[What you should do]
The listing below should be printed exactly, every line of it. Skip the pictures.

[Supplied material]
= = = = =

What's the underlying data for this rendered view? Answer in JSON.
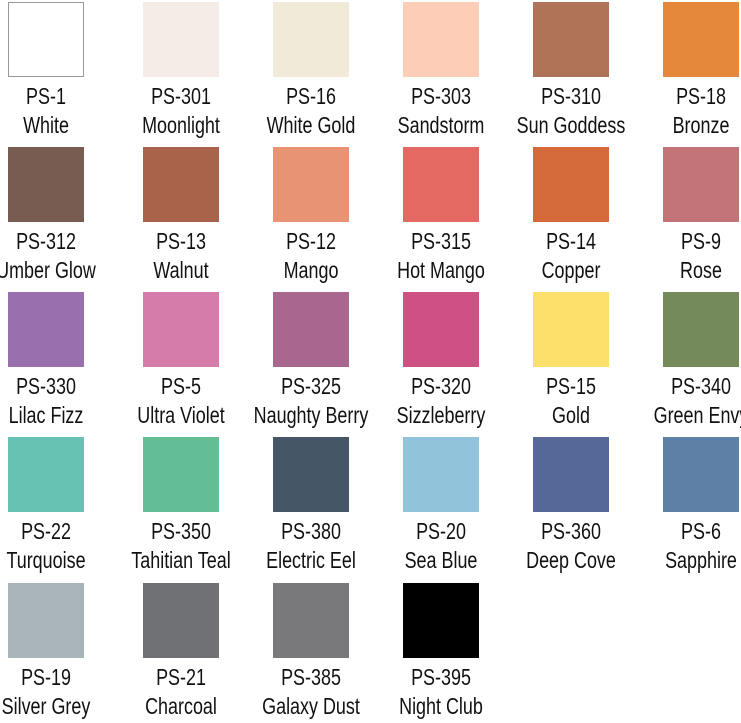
{
  "swatches": [
    {
      "code": "PS-1",
      "name": "White",
      "color": "#ffffff"
    },
    {
      "code": "PS-301",
      "name": "Moonlight",
      "color": "#f5ebe7"
    },
    {
      "code": "PS-16",
      "name": "White Gold",
      "color": "#f1ead8"
    },
    {
      "code": "PS-303",
      "name": "Sandstorm",
      "color": "#fdcdb8"
    },
    {
      "code": "PS-310",
      "name": "Sun Goddess",
      "color": "#b07358"
    },
    {
      "code": "PS-18",
      "name": "Bronze",
      "color": "#e5883b"
    },
    {
      "code": "PS-312",
      "name": "Umber Glow",
      "color": "#785c51"
    },
    {
      "code": "PS-13",
      "name": "Walnut",
      "color": "#a8634a"
    },
    {
      "code": "PS-12",
      "name": "Mango",
      "color": "#e89373"
    },
    {
      "code": "PS-315",
      "name": "Hot Mango",
      "color": "#e46963"
    },
    {
      "code": "PS-14",
      "name": "Copper",
      "color": "#d4693a"
    },
    {
      "code": "PS-9",
      "name": "Rose",
      "color": "#c27479"
    },
    {
      "code": "PS-330",
      "name": "Lilac Fizz",
      "color": "#9a6fad"
    },
    {
      "code": "PS-5",
      "name": "Ultra Violet",
      "color": "#d57cab"
    },
    {
      "code": "PS-325",
      "name": "Naughty Berry",
      "color": "#a9678f"
    },
    {
      "code": "PS-320",
      "name": "Sizzleberry",
      "color": "#cd5182"
    },
    {
      "code": "PS-15",
      "name": "Gold",
      "color": "#fde06c"
    },
    {
      "code": "PS-340",
      "name": "Green Envy",
      "color": "#758a5a"
    },
    {
      "code": "PS-22",
      "name": "Turquoise",
      "color": "#68c2b4"
    },
    {
      "code": "PS-350",
      "name": "Tahitian Teal",
      "color": "#63bd95"
    },
    {
      "code": "PS-380",
      "name": "Electric Eel",
      "color": "#455667"
    },
    {
      "code": "PS-20",
      "name": "Sea Blue",
      "color": "#91c3da"
    },
    {
      "code": "PS-360",
      "name": "Deep Cove",
      "color": "#566897"
    },
    {
      "code": "PS-6",
      "name": "Sapphire",
      "color": "#5e7fa6"
    },
    {
      "code": "PS-19",
      "name": "Silver Grey",
      "color": "#a9b4b9"
    },
    {
      "code": "PS-21",
      "name": "Charcoal",
      "color": "#6f7174"
    },
    {
      "code": "PS-385",
      "name": "Galaxy Dust",
      "color": "#79787a"
    },
    {
      "code": "PS-395",
      "name": "Night Club",
      "color": "#000000"
    }
  ]
}
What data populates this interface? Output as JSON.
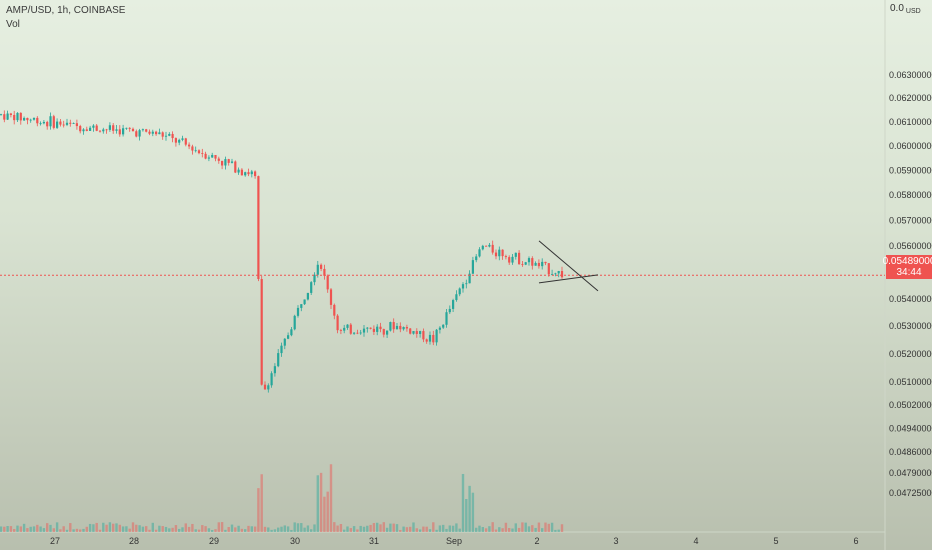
{
  "legend": {
    "symbol": "AMP/USD, 1h, COINBASE",
    "volume_label": "Vol"
  },
  "price_axis": {
    "top_value": "0.0",
    "currency": "USD"
  },
  "current_price": {
    "value": "0.05489000",
    "countdown": "34:44"
  },
  "colors": {
    "up": "#26a69a",
    "down": "#ef5350",
    "background_top": "#e6efe1",
    "background_bottom": "#b8bfae"
  },
  "chart_data": {
    "type": "candlestick",
    "symbol": "AMP/USD",
    "interval": "1h",
    "exchange": "COINBASE",
    "x_tick_labels": [
      "27",
      "28",
      "29",
      "30",
      "31",
      "Sep",
      "2",
      "3",
      "4",
      "5",
      "6"
    ],
    "y_tick_labels": [
      "0.06300000",
      "0.06200000",
      "0.06100000",
      "0.06000000",
      "0.05900000",
      "0.05800000",
      "0.05700000",
      "0.05600000",
      "0.05400000",
      "0.05300000",
      "0.05200000",
      "0.05100000",
      "0.05020000",
      "0.04940000",
      "0.04860000",
      "0.04790000",
      "0.04725000"
    ],
    "y_scale": "log",
    "ylim": [
      0.0467,
      0.0648
    ],
    "last_price": 0.05489,
    "price_path": [
      {
        "x": "27",
        "price": 0.0613
      },
      {
        "x": "28",
        "price": 0.0608
      },
      {
        "x": "29",
        "price": 0.0605
      },
      {
        "x": "30",
        "price": 0.0588
      },
      {
        "x": "30",
        "price": 0.0505
      },
      {
        "x": "31",
        "price": 0.0555
      },
      {
        "x": "31",
        "price": 0.0528
      },
      {
        "x": "Sep",
        "price": 0.053
      },
      {
        "x": "Sep",
        "price": 0.0525
      },
      {
        "x": "2",
        "price": 0.056
      },
      {
        "x": "2",
        "price": 0.0549
      }
    ],
    "trendlines": [
      {
        "from": {
          "x": "2",
          "price": 0.0562
        },
        "to": {
          "x": "3",
          "price": 0.0543
        }
      },
      {
        "from": {
          "x": "2",
          "price": 0.0546
        },
        "to": {
          "x": "3",
          "price": 0.0549
        }
      }
    ],
    "grid": false,
    "legend_position": "top-left"
  }
}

= = = = =

[Reply to the exercise]
What's the underlying data for this rendered view? Answer in JSON.
{
  "swatches": [
    {
      "code": "PS-1",
      "name": "White",
      "color": "#ffffff"
    },
    {
      "code": "PS-301",
      "name": "Moonlight",
      "color": "#f5ebe7"
    },
    {
      "code": "PS-16",
      "name": "White Gold",
      "color": "#f1ead8"
    },
    {
      "code": "PS-303",
      "name": "Sandstorm",
      "color": "#fdcdb8"
    },
    {
      "code": "PS-310",
      "name": "Sun Goddess",
      "color": "#b07358"
    },
    {
      "code": "PS-18",
      "name": "Bronze",
      "color": "#e5883b"
    },
    {
      "code": "PS-312",
      "name": "Umber Glow",
      "color": "#785c51"
    },
    {
      "code": "PS-13",
      "name": "Walnut",
      "color": "#a8634a"
    },
    {
      "code": "PS-12",
      "name": "Mango",
      "color": "#e89373"
    },
    {
      "code": "PS-315",
      "name": "Hot Mango",
      "color": "#e46963"
    },
    {
      "code": "PS-14",
      "name": "Copper",
      "color": "#d4693a"
    },
    {
      "code": "PS-9",
      "name": "Rose",
      "color": "#c27479"
    },
    {
      "code": "PS-330",
      "name": "Lilac Fizz",
      "color": "#9a6fad"
    },
    {
      "code": "PS-5",
      "name": "Ultra Violet",
      "color": "#d57cab"
    },
    {
      "code": "PS-325",
      "name": "Naughty Berry",
      "color": "#a9678f"
    },
    {
      "code": "PS-320",
      "name": "Sizzleberry",
      "color": "#cd5182"
    },
    {
      "code": "PS-15",
      "name": "Gold",
      "color": "#fde06c"
    },
    {
      "code": "PS-340",
      "name": "Green Envy",
      "color": "#758a5a"
    },
    {
      "code": "PS-22",
      "name": "Turquoise",
      "color": "#68c2b4"
    },
    {
      "code": "PS-350",
      "name": "Tahitian Teal",
      "color": "#63bd95"
    },
    {
      "code": "PS-380",
      "name": "Electric Eel",
      "color": "#455667"
    },
    {
      "code": "PS-20",
      "name": "Sea Blue",
      "color": "#91c3da"
    },
    {
      "code": "PS-360",
      "name": "Deep Cove",
      "color": "#566897"
    },
    {
      "code": "PS-6",
      "name": "Sapphire",
      "color": "#5e7fa6"
    },
    {
      "code": "PS-19",
      "name": "Silver Grey",
      "color": "#a9b4b9"
    },
    {
      "code": "PS-21",
      "name": "Charcoal",
      "color": "#6f7174"
    },
    {
      "code": "PS-385",
      "name": "Galaxy Dust",
      "color": "#79787a"
    },
    {
      "code": "PS-395",
      "name": "Night Club",
      "color": "#000000"
    }
  ]
}
What data populates this interface? Output as JSON.
{
  "legend": {
    "symbol": "AMP/USD, 1h, COINBASE",
    "volume_label": "Vol"
  },
  "price_axis": {
    "top_value": "0.0",
    "currency": "USD"
  },
  "current_price": {
    "value": "0.05489000",
    "countdown": "34:44"
  },
  "colors": {
    "up": "#26a69a",
    "down": "#ef5350",
    "background_top": "#e6efe1",
    "background_bottom": "#b8bfae"
  },
  "chart_data": {
    "type": "candlestick",
    "symbol": "AMP/USD",
    "interval": "1h",
    "exchange": "COINBASE",
    "x_tick_labels": [
      "27",
      "28",
      "29",
      "30",
      "31",
      "Sep",
      "2",
      "3",
      "4",
      "5",
      "6"
    ],
    "y_tick_labels": [
      "0.06300000",
      "0.06200000",
      "0.06100000",
      "0.06000000",
      "0.05900000",
      "0.05800000",
      "0.05700000",
      "0.05600000",
      "0.05400000",
      "0.05300000",
      "0.05200000",
      "0.05100000",
      "0.05020000",
      "0.04940000",
      "0.04860000",
      "0.04790000",
      "0.04725000"
    ],
    "y_scale": "log",
    "ylim": [
      0.0467,
      0.0648
    ],
    "last_price": 0.05489,
    "price_path": [
      {
        "x": "27",
        "price": 0.0613
      },
      {
        "x": "28",
        "price": 0.0608
      },
      {
        "x": "29",
        "price": 0.0605
      },
      {
        "x": "30",
        "price": 0.0588
      },
      {
        "x": "30",
        "price": 0.0505
      },
      {
        "x": "31",
        "price": 0.0555
      },
      {
        "x": "31",
        "price": 0.0528
      },
      {
        "x": "Sep",
        "price": 0.053
      },
      {
        "x": "Sep",
        "price": 0.0525
      },
      {
        "x": "2",
        "price": 0.056
      },
      {
        "x": "2",
        "price": 0.0549
      }
    ],
    "trendlines": [
      {
        "from": {
          "x": "2",
          "price": 0.0562
        },
        "to": {
          "x": "3",
          "price": 0.0543
        }
      },
      {
        "from": {
          "x": "2",
          "price": 0.0546
        },
        "to": {
          "x": "3",
          "price": 0.0549
        }
      }
    ],
    "grid": false,
    "legend_position": "top-left"
  }
}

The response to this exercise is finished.